> Your goal
Return each entry exactly, omitting nothing.

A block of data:

::::

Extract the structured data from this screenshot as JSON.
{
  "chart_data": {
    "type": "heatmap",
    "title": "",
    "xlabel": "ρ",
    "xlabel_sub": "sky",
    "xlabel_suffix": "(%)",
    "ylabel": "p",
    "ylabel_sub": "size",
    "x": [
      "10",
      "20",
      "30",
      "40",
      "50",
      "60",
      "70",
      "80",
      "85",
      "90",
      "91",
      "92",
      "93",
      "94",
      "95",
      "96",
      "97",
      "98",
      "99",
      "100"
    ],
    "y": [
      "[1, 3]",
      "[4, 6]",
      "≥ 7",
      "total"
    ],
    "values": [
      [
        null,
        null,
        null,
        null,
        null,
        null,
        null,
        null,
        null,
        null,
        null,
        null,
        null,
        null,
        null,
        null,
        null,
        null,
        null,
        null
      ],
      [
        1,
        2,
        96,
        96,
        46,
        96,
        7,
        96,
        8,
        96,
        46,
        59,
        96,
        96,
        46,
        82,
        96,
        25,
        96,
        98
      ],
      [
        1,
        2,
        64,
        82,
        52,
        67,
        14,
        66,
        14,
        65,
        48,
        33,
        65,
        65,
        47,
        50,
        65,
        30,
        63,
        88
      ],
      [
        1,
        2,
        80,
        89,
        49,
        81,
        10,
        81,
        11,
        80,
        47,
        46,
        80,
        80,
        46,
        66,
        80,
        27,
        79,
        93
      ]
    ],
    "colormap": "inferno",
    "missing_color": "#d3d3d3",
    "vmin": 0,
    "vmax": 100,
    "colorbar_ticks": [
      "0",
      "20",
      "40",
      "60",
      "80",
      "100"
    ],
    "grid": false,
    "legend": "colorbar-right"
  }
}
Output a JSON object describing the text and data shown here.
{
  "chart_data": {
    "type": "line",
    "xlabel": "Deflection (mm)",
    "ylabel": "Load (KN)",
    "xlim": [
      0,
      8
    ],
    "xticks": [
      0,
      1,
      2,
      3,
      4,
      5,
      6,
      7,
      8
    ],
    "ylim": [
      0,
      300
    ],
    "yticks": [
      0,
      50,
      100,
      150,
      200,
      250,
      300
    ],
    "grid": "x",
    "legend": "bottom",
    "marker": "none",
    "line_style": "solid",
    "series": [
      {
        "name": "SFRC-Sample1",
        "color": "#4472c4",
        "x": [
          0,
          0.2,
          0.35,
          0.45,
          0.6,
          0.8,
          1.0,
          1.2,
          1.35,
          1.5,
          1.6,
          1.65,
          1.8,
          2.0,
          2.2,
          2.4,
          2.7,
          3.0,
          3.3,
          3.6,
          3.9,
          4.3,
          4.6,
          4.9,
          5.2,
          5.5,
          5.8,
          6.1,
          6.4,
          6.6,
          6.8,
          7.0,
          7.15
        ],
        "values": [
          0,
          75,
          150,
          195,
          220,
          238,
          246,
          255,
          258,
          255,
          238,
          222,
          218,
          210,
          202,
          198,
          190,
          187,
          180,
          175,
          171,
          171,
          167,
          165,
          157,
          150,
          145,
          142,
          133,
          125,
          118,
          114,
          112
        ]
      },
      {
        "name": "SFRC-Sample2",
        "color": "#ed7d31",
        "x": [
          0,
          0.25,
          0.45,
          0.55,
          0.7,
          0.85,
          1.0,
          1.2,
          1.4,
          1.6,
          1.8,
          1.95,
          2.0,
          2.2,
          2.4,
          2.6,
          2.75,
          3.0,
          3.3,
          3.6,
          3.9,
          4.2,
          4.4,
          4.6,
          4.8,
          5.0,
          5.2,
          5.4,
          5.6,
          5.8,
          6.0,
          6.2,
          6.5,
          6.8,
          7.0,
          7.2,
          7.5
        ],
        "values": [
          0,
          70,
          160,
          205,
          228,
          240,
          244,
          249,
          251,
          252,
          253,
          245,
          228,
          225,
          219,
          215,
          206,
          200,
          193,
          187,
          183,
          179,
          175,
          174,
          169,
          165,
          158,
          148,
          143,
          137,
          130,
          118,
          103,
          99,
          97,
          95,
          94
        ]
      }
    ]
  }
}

::::

> Exercise result
Extract the structured data from this screenshot as JSON.
{
  "chart_data": {
    "type": "heatmap",
    "title": "",
    "xlabel": "ρ",
    "xlabel_sub": "sky",
    "xlabel_suffix": "(%)",
    "ylabel": "p",
    "ylabel_sub": "size",
    "x": [
      "10",
      "20",
      "30",
      "40",
      "50",
      "60",
      "70",
      "80",
      "85",
      "90",
      "91",
      "92",
      "93",
      "94",
      "95",
      "96",
      "97",
      "98",
      "99",
      "100"
    ],
    "y": [
      "[1, 3]",
      "[4, 6]",
      "≥ 7",
      "total"
    ],
    "values": [
      [
        null,
        null,
        null,
        null,
        null,
        null,
        null,
        null,
        null,
        null,
        null,
        null,
        null,
        null,
        null,
        null,
        null,
        null,
        null,
        null
      ],
      [
        1,
        2,
        96,
        96,
        46,
        96,
        7,
        96,
        8,
        96,
        46,
        59,
        96,
        96,
        46,
        82,
        96,
        25,
        96,
        98
      ],
      [
        1,
        2,
        64,
        82,
        52,
        67,
        14,
        66,
        14,
        65,
        48,
        33,
        65,
        65,
        47,
        50,
        65,
        30,
        63,
        88
      ],
      [
        1,
        2,
        80,
        89,
        49,
        81,
        10,
        81,
        11,
        80,
        47,
        46,
        80,
        80,
        46,
        66,
        80,
        27,
        79,
        93
      ]
    ],
    "colormap": "inferno",
    "missing_color": "#d3d3d3",
    "vmin": 0,
    "vmax": 100,
    "colorbar_ticks": [
      "0",
      "20",
      "40",
      "60",
      "80",
      "100"
    ],
    "grid": false,
    "legend": "colorbar-right"
  }
}
Output a JSON object describing the text and data shown here.
{
  "chart_data": {
    "type": "line",
    "xlabel": "Deflection (mm)",
    "ylabel": "Load (KN)",
    "xlim": [
      0,
      8
    ],
    "xticks": [
      0,
      1,
      2,
      3,
      4,
      5,
      6,
      7,
      8
    ],
    "ylim": [
      0,
      300
    ],
    "yticks": [
      0,
      50,
      100,
      150,
      200,
      250,
      300
    ],
    "grid": "x",
    "legend": "bottom",
    "marker": "none",
    "line_style": "solid",
    "series": [
      {
        "name": "SFRC-Sample1",
        "color": "#4472c4",
        "x": [
          0,
          0.2,
          0.35,
          0.45,
          0.6,
          0.8,
          1.0,
          1.2,
          1.35,
          1.5,
          1.6,
          1.65,
          1.8,
          2.0,
          2.2,
          2.4,
          2.7,
          3.0,
          3.3,
          3.6,
          3.9,
          4.3,
          4.6,
          4.9,
          5.2,
          5.5,
          5.8,
          6.1,
          6.4,
          6.6,
          6.8,
          7.0,
          7.15
        ],
        "values": [
          0,
          75,
          150,
          195,
          220,
          238,
          246,
          255,
          258,
          255,
          238,
          222,
          218,
          210,
          202,
          198,
          190,
          187,
          180,
          175,
          171,
          171,
          167,
          165,
          157,
          150,
          145,
          142,
          133,
          125,
          118,
          114,
          112
        ]
      },
      {
        "name": "SFRC-Sample2",
        "color": "#ed7d31",
        "x": [
          0,
          0.25,
          0.45,
          0.55,
          0.7,
          0.85,
          1.0,
          1.2,
          1.4,
          1.6,
          1.8,
          1.95,
          2.0,
          2.2,
          2.4,
          2.6,
          2.75,
          3.0,
          3.3,
          3.6,
          3.9,
          4.2,
          4.4,
          4.6,
          4.8,
          5.0,
          5.2,
          5.4,
          5.6,
          5.8,
          6.0,
          6.2,
          6.5,
          6.8,
          7.0,
          7.2,
          7.5
        ],
        "values": [
          0,
          70,
          160,
          205,
          228,
          240,
          244,
          249,
          251,
          252,
          253,
          245,
          228,
          225,
          219,
          215,
          206,
          200,
          193,
          187,
          183,
          179,
          175,
          174,
          169,
          165,
          158,
          148,
          143,
          137,
          130,
          118,
          103,
          99,
          97,
          95,
          94
        ]
      }
    ]
  }
}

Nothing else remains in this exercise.